→ **What is required**
Each line holding the word "name" counts once; give the total and nothing more.

→ **Listed records**
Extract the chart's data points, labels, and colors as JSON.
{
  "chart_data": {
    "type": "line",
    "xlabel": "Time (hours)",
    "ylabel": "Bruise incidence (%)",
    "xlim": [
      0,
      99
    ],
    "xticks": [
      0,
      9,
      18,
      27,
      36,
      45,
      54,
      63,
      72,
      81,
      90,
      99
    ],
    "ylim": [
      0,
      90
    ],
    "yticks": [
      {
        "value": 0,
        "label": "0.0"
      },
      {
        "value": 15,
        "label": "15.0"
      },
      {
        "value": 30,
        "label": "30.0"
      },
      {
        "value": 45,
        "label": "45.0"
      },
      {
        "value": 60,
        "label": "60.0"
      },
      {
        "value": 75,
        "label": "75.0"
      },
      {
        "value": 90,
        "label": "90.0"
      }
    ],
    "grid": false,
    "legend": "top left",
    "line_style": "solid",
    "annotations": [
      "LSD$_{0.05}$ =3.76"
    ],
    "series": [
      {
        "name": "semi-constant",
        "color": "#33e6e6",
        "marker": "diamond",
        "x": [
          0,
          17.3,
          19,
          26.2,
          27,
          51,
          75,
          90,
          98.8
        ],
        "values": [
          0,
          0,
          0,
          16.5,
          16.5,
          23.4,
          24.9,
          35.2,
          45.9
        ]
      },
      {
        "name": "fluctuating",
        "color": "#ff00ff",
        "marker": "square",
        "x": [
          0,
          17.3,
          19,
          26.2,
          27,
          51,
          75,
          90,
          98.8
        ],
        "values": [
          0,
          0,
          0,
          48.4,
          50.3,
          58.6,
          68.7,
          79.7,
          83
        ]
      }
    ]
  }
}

→ **Answer to this task**
2